[Stored data]
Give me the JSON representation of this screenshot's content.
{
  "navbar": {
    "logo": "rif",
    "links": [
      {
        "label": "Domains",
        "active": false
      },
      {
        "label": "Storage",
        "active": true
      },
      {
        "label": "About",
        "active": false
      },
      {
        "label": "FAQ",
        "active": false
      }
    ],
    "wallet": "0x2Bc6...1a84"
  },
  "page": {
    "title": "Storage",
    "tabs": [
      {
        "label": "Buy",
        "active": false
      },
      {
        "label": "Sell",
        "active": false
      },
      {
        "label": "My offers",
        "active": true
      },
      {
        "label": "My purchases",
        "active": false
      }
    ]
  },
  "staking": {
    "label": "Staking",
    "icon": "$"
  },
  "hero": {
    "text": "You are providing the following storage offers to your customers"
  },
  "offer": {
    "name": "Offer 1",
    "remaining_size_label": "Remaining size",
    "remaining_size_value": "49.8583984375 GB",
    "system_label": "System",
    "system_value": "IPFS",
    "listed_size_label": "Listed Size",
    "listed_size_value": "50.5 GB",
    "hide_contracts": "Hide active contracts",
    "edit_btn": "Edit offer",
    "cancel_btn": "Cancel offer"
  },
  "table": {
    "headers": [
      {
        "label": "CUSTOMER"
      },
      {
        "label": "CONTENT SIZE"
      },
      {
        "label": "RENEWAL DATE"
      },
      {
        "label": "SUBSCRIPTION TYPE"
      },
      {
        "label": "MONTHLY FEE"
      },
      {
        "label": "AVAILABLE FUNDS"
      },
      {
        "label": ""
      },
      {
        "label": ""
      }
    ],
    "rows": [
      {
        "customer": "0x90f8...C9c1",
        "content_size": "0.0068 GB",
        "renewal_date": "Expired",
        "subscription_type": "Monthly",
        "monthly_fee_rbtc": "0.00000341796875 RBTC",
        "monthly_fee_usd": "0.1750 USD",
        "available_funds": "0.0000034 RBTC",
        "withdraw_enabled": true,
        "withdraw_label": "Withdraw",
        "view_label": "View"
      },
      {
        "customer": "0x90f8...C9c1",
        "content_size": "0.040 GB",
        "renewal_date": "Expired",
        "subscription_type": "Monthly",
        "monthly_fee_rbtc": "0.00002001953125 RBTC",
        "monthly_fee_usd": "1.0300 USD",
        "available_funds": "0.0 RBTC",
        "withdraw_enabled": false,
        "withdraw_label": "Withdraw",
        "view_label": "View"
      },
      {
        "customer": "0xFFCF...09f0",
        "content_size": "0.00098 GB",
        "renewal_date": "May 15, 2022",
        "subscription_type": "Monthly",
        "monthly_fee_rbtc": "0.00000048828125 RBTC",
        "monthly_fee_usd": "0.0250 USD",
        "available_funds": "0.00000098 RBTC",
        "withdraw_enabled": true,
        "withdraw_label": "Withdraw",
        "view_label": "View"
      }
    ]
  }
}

** Exercise brief **
Every line of the data above should be copied exactly.

** Response to this exercise **
Give me the JSON representation of this screenshot's content.
{
  "navbar": {
    "logo": "rif",
    "links": [
      {
        "label": "Domains",
        "active": false
      },
      {
        "label": "Storage",
        "active": true
      },
      {
        "label": "About",
        "active": false
      },
      {
        "label": "FAQ",
        "active": false
      }
    ],
    "wallet": "0x2Bc6...1a84"
  },
  "page": {
    "title": "Storage",
    "tabs": [
      {
        "label": "Buy",
        "active": false
      },
      {
        "label": "Sell",
        "active": false
      },
      {
        "label": "My offers",
        "active": true
      },
      {
        "label": "My purchases",
        "active": false
      }
    ]
  },
  "staking": {
    "label": "Staking",
    "icon": "$"
  },
  "hero": {
    "text": "You are providing the following storage offers to your customers"
  },
  "offer": {
    "name": "Offer 1",
    "remaining_size_label": "Remaining size",
    "remaining_size_value": "49.8583984375 GB",
    "system_label": "System",
    "system_value": "IPFS",
    "listed_size_label": "Listed Size",
    "listed_size_value": "50.5 GB",
    "hide_contracts": "Hide active contracts",
    "edit_btn": "Edit offer",
    "cancel_btn": "Cancel offer"
  },
  "table": {
    "headers": [
      {
        "label": "CUSTOMER"
      },
      {
        "label": "CONTENT SIZE"
      },
      {
        "label": "RENEWAL DATE"
      },
      {
        "label": "SUBSCRIPTION TYPE"
      },
      {
        "label": "MONTHLY FEE"
      },
      {
        "label": "AVAILABLE FUNDS"
      },
      {
        "label": ""
      },
      {
        "label": ""
      }
    ],
    "rows": [
      {
        "customer": "0x90f8...C9c1",
        "content_size": "0.0068 GB",
        "renewal_date": "Expired",
        "subscription_type": "Monthly",
        "monthly_fee_rbtc": "0.00000341796875 RBTC",
        "monthly_fee_usd": "0.1750 USD",
        "available_funds": "0.0000034 RBTC",
        "withdraw_enabled": true,
        "withdraw_label": "Withdraw",
        "view_label": "View"
      },
      {
        "customer": "0x90f8...C9c1",
        "content_size": "0.040 GB",
        "renewal_date": "Expired",
        "subscription_type": "Monthly",
        "monthly_fee_rbtc": "0.00002001953125 RBTC",
        "monthly_fee_usd": "1.0300 USD",
        "available_funds": "0.0 RBTC",
        "withdraw_enabled": false,
        "withdraw_label": "Withdraw",
        "view_label": "View"
      },
      {
        "customer": "0xFFCF...09f0",
        "content_size": "0.00098 GB",
        "renewal_date": "May 15, 2022",
        "subscription_type": "Monthly",
        "monthly_fee_rbtc": "0.00000048828125 RBTC",
        "monthly_fee_usd": "0.0250 USD",
        "available_funds": "0.00000098 RBTC",
        "withdraw_enabled": true,
        "withdraw_label": "Withdraw",
        "view_label": "View"
      }
    ]
  }
}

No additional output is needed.